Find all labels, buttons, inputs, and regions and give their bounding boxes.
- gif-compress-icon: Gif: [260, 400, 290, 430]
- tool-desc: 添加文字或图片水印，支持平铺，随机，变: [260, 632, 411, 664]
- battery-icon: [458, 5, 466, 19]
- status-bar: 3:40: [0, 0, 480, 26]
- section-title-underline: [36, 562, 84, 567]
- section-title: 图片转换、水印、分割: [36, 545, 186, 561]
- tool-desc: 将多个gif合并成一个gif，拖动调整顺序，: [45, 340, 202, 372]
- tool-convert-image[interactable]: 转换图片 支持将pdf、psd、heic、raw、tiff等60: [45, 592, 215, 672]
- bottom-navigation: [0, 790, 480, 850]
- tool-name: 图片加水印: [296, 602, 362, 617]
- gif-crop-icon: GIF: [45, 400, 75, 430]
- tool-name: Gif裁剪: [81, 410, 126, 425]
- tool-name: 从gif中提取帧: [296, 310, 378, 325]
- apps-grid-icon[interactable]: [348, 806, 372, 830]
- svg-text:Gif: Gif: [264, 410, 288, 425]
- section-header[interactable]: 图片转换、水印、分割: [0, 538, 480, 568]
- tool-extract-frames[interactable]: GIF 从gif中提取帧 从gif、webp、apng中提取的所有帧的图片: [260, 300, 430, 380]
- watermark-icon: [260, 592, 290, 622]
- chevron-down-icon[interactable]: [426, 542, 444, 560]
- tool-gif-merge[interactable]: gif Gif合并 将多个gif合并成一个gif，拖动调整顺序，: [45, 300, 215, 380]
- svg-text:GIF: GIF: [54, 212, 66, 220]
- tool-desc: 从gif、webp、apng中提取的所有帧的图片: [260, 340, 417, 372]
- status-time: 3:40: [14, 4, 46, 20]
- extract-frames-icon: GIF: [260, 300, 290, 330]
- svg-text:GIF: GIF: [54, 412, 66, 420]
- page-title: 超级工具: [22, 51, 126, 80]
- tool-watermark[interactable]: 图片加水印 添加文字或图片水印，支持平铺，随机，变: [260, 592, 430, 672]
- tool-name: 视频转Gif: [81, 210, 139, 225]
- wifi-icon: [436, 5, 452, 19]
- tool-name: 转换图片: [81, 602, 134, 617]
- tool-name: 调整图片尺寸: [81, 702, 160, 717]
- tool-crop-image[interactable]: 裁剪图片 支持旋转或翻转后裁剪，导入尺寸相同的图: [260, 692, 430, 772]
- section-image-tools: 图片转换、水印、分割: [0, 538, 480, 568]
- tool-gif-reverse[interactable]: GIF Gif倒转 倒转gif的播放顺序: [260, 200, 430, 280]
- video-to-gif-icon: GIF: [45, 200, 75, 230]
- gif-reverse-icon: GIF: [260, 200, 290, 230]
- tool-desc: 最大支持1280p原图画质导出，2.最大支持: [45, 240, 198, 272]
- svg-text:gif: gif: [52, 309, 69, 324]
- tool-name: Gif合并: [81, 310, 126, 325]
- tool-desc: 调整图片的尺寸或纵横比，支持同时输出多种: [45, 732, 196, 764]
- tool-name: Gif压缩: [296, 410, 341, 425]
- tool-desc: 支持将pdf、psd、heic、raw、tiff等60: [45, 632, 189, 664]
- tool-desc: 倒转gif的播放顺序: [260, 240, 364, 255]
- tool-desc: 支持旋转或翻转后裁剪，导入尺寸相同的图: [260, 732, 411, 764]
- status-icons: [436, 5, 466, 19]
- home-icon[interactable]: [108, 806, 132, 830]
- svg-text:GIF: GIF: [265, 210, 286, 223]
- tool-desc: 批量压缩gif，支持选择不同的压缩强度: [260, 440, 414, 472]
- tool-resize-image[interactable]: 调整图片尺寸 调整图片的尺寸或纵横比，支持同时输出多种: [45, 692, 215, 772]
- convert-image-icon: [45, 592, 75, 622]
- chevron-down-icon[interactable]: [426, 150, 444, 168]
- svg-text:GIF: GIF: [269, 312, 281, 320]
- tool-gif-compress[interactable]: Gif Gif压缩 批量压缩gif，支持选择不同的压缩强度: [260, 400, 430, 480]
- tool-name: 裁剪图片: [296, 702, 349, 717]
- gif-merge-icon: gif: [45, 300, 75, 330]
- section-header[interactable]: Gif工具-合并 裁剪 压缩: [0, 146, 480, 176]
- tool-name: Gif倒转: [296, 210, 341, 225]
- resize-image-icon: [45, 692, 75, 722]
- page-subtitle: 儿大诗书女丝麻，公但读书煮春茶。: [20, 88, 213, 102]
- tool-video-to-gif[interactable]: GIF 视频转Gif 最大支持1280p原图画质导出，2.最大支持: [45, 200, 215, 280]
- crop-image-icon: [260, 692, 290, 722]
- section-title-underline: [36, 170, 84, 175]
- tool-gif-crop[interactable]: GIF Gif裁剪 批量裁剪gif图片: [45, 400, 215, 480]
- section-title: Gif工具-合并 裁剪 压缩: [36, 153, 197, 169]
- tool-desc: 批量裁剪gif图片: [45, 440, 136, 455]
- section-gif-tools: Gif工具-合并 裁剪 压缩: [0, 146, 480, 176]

● ● ● ● ●

WHAT IS REQUIRED
Print every line of all the entries above verbatim, with no changes.

COMPLETED EXERCISE
Find all labels, buttons, inputs, and regions and give their bounding boxes.
- gif-compress-icon: Gif: [260, 400, 290, 430]
- tool-desc: 添加文字或图片水印，支持平铺，随机，变: [260, 632, 411, 664]
- battery-icon: [458, 5, 466, 19]
- status-bar: 3:40: [0, 0, 480, 26]
- section-title-underline: [36, 562, 84, 567]
- section-title: 图片转换、水印、分割: [36, 545, 186, 561]
- tool-desc: 将多个gif合并成一个gif，拖动调整顺序，: [45, 340, 202, 372]
- tool-convert-image[interactable]: 转换图片 支持将pdf、psd、heic、raw、tiff等60: [45, 592, 215, 672]
- bottom-navigation: [0, 790, 480, 850]
- tool-name: 图片加水印: [296, 602, 362, 617]
- gif-crop-icon: GIF: [45, 400, 75, 430]
- tool-name: Gif裁剪: [81, 410, 126, 425]
- tool-name: 从gif中提取帧: [296, 310, 378, 325]
- apps-grid-icon[interactable]: [348, 806, 372, 830]
- svg-text:Gif: Gif: [264, 410, 288, 425]
- section-header[interactable]: 图片转换、水印、分割: [0, 538, 480, 568]
- tool-extract-frames[interactable]: GIF 从gif中提取帧 从gif、webp、apng中提取的所有帧的图片: [260, 300, 430, 380]
- watermark-icon: [260, 592, 290, 622]
- chevron-down-icon[interactable]: [426, 542, 444, 560]
- tool-gif-merge[interactable]: gif Gif合并 将多个gif合并成一个gif，拖动调整顺序，: [45, 300, 215, 380]
- svg-text:GIF: GIF: [54, 212, 66, 220]
- tool-desc: 从gif、webp、apng中提取的所有帧的图片: [260, 340, 417, 372]
- status-time: 3:40: [14, 4, 46, 20]
- extract-frames-icon: GIF: [260, 300, 290, 330]
- svg-text:GIF: GIF: [54, 412, 66, 420]
- page-title: 超级工具: [22, 51, 126, 80]
- tool-watermark[interactable]: 图片加水印 添加文字或图片水印，支持平铺，随机，变: [260, 592, 430, 672]
- tool-name: 视频转Gif: [81, 210, 139, 225]
- wifi-icon: [436, 5, 452, 19]
- tool-name: 转换图片: [81, 602, 134, 617]
- tool-name: 调整图片尺寸: [81, 702, 160, 717]
- tool-crop-image[interactable]: 裁剪图片 支持旋转或翻转后裁剪，导入尺寸相同的图: [260, 692, 430, 772]
- section-image-tools: 图片转换、水印、分割: [0, 538, 480, 568]
- tool-gif-reverse[interactable]: GIF Gif倒转 倒转gif的播放顺序: [260, 200, 430, 280]
- video-to-gif-icon: GIF: [45, 200, 75, 230]
- gif-reverse-icon: GIF: [260, 200, 290, 230]
- tool-desc: 最大支持1280p原图画质导出，2.最大支持: [45, 240, 198, 272]
- svg-text:gif: gif: [52, 309, 69, 324]
- tool-name: Gif合并: [81, 310, 126, 325]
- tool-desc: 调整图片的尺寸或纵横比，支持同时输出多种: [45, 732, 196, 764]
- tool-name: Gif压缩: [296, 410, 341, 425]
- tool-desc: 支持将pdf、psd、heic、raw、tiff等60: [45, 632, 189, 664]
- tool-desc: 倒转gif的播放顺序: [260, 240, 364, 255]
- tool-desc: 支持旋转或翻转后裁剪，导入尺寸相同的图: [260, 732, 411, 764]
- status-icons: [436, 5, 466, 19]
- home-icon[interactable]: [108, 806, 132, 830]
- svg-text:GIF: GIF: [265, 210, 286, 223]
- tool-desc: 批量压缩gif，支持选择不同的压缩强度: [260, 440, 414, 472]
- tool-resize-image[interactable]: 调整图片尺寸 调整图片的尺寸或纵横比，支持同时输出多种: [45, 692, 215, 772]
- convert-image-icon: [45, 592, 75, 622]
- chevron-down-icon[interactable]: [426, 150, 444, 168]
- svg-text:GIF: GIF: [269, 312, 281, 320]
- tool-gif-compress[interactable]: Gif Gif压缩 批量压缩gif，支持选择不同的压缩强度: [260, 400, 430, 480]
- tool-name: 裁剪图片: [296, 702, 349, 717]
- gif-merge-icon: gif: [45, 300, 75, 330]
- section-header[interactable]: Gif工具-合并 裁剪 压缩: [0, 146, 480, 176]
- tool-name: Gif倒转: [296, 210, 341, 225]
- resize-image-icon: [45, 692, 75, 722]
- page-subtitle: 儿大诗书女丝麻，公但读书煮春茶。: [20, 88, 213, 102]
- tool-video-to-gif[interactable]: GIF 视频转Gif 最大支持1280p原图画质导出，2.最大支持: [45, 200, 215, 280]
- crop-image-icon: [260, 692, 290, 722]
- section-title-underline: [36, 170, 84, 175]
- tool-gif-crop[interactable]: GIF Gif裁剪 批量裁剪gif图片: [45, 400, 215, 480]
- section-title: Gif工具-合并 裁剪 压缩: [36, 153, 197, 169]
- tool-desc: 批量裁剪gif图片: [45, 440, 136, 455]
- section-gif-tools: Gif工具-合并 裁剪 压缩: [0, 146, 480, 176]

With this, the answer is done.